**Problem to solve**: Find each line in the following listing that has the string "true", then state the count and nothing else.

Stored data
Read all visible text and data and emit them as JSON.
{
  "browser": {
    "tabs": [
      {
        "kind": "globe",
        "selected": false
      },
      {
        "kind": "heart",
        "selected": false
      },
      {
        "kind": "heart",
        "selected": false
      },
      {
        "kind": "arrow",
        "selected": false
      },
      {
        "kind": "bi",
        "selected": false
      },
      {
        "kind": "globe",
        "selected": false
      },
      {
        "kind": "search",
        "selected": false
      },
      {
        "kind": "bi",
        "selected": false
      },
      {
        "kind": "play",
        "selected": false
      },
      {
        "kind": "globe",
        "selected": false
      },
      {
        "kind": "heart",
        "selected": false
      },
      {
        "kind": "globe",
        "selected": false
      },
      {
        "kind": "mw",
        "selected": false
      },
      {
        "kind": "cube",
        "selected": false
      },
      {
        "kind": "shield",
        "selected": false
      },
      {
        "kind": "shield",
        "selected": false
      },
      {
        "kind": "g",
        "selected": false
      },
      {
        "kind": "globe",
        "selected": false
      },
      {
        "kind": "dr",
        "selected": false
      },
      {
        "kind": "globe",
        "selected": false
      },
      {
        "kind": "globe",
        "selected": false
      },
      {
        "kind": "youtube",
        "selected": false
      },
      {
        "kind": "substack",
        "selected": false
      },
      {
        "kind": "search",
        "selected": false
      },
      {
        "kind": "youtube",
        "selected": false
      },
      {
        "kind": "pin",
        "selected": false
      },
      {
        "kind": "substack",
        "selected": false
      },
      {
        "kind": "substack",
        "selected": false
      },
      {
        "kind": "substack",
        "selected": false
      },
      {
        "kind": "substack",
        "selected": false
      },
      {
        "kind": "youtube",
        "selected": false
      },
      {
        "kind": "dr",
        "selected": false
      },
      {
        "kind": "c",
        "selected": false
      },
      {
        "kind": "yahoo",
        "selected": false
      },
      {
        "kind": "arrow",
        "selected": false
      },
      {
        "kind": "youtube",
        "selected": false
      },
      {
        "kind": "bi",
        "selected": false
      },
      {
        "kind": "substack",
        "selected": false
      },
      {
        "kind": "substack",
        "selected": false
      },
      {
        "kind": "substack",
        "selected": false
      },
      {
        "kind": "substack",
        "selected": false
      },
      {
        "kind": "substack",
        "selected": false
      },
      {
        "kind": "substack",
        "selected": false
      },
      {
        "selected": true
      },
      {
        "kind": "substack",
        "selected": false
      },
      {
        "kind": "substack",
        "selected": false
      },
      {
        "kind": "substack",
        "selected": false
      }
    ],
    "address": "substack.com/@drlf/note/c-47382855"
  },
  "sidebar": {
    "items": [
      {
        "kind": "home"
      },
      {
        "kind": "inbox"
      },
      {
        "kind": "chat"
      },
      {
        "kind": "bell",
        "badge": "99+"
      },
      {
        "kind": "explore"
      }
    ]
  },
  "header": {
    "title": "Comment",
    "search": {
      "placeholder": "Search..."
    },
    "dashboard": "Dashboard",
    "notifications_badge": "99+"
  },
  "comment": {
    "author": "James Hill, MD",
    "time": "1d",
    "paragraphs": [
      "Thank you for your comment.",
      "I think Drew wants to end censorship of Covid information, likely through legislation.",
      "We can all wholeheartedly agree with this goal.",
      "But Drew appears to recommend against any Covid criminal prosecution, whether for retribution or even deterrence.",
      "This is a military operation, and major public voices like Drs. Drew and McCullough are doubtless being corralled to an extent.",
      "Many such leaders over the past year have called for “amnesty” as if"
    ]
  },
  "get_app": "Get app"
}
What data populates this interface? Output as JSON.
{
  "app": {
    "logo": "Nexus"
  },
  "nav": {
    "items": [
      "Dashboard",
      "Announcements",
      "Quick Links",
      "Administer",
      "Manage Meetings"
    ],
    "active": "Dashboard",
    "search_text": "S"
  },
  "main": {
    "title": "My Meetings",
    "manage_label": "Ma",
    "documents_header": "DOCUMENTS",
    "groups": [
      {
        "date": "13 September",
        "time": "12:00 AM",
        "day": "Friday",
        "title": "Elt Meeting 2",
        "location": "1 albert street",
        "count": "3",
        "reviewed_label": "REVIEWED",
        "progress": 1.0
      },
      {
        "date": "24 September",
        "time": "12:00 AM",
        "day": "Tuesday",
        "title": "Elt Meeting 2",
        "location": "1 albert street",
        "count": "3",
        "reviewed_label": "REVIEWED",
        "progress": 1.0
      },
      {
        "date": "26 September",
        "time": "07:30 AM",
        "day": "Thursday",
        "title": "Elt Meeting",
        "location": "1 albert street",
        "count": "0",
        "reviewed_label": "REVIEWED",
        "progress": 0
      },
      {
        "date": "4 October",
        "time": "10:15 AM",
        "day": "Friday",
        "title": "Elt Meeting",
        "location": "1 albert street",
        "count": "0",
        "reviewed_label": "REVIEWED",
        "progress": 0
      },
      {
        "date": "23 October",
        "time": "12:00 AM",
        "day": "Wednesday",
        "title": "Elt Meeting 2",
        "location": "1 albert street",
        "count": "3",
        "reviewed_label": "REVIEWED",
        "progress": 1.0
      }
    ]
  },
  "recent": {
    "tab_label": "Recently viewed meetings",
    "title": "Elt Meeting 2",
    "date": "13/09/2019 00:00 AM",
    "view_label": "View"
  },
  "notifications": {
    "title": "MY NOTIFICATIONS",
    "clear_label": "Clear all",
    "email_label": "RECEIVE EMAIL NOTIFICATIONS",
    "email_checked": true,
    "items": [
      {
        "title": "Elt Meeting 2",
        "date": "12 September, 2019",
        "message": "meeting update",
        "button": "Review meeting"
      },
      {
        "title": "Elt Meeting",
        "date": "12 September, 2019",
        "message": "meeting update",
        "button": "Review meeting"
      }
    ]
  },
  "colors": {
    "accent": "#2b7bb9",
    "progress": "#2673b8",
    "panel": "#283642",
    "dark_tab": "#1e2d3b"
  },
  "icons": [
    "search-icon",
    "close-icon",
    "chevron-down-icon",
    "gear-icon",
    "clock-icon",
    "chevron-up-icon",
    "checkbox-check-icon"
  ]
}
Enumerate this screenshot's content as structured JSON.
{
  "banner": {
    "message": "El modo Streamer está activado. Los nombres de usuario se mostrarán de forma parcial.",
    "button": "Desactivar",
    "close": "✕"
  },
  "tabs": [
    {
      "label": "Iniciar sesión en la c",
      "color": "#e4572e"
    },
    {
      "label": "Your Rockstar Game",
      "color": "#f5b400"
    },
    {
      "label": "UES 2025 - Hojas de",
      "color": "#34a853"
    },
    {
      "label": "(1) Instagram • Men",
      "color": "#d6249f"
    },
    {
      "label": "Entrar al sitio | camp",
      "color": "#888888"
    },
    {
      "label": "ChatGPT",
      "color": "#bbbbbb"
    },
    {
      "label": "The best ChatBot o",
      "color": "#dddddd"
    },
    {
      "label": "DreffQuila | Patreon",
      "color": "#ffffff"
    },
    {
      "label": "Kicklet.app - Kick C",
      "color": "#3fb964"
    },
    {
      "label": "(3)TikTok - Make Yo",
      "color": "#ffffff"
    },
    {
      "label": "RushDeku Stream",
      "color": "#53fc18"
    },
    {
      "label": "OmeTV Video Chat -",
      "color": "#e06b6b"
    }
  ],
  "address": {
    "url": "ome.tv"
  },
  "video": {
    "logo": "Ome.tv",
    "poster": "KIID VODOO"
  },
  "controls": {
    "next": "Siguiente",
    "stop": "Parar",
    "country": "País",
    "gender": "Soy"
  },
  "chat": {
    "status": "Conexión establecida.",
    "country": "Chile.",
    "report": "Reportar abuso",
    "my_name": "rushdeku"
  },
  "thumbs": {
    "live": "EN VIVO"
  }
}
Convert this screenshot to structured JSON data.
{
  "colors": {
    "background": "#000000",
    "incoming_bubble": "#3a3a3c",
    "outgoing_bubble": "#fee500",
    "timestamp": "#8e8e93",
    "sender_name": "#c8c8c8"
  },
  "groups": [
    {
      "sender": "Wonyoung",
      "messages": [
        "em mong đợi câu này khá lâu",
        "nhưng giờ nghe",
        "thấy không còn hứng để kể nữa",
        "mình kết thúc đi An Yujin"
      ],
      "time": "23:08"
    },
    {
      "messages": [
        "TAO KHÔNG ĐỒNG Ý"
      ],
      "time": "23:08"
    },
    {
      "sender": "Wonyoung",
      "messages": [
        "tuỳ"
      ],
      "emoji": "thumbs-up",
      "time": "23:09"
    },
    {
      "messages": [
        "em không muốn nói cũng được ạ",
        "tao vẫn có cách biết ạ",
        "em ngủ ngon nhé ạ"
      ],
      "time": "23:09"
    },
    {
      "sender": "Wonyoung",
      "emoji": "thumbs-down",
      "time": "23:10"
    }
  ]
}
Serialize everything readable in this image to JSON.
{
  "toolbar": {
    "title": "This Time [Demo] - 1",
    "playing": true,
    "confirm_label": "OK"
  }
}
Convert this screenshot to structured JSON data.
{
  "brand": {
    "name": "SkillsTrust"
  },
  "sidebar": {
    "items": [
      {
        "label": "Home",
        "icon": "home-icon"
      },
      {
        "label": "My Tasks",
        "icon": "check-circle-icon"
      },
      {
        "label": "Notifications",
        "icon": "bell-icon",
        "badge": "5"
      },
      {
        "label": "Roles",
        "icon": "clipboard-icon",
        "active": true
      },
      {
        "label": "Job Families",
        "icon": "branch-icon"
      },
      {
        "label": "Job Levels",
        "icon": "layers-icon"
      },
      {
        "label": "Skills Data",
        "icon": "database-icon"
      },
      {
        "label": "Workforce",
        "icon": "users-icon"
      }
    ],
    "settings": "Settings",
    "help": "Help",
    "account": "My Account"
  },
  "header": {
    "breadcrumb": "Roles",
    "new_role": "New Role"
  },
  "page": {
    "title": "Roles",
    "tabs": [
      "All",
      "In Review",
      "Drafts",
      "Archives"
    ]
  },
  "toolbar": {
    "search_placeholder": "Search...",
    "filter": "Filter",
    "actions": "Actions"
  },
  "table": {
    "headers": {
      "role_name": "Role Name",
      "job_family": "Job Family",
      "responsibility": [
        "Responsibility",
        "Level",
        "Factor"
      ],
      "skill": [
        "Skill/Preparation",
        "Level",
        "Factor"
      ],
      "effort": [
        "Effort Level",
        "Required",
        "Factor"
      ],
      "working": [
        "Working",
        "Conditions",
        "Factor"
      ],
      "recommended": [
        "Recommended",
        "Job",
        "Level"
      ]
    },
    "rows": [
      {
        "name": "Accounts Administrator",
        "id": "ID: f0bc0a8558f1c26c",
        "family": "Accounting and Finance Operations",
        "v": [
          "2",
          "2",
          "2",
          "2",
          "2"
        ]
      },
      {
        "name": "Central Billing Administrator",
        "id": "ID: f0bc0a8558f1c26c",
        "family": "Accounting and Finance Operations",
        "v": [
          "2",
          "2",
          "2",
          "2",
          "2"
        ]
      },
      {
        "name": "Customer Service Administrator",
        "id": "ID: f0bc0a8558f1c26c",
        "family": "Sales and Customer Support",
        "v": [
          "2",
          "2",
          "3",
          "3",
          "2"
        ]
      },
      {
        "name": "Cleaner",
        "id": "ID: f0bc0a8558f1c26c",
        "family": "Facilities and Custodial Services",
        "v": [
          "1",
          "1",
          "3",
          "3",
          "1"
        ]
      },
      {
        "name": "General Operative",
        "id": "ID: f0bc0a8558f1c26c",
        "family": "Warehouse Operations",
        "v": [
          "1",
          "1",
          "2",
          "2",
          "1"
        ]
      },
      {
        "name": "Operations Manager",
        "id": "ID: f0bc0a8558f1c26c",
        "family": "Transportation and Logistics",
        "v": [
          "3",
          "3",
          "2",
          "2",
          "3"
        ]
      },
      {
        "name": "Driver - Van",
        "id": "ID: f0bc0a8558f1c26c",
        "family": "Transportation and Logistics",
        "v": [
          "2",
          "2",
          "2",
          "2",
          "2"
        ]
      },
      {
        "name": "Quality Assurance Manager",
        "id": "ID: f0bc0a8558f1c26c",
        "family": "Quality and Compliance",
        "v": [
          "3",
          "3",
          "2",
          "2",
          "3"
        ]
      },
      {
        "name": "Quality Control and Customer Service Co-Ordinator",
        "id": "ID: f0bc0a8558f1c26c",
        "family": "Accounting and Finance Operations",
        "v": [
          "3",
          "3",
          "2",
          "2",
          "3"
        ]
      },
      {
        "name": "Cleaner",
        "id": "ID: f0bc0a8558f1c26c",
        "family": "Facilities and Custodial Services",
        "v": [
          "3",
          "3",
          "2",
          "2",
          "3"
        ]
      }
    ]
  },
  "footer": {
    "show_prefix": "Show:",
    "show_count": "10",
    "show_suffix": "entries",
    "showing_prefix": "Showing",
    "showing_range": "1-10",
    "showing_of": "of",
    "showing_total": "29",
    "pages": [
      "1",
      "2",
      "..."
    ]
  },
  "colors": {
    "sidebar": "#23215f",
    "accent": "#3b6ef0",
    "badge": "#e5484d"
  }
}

**Answer to the problem**: 4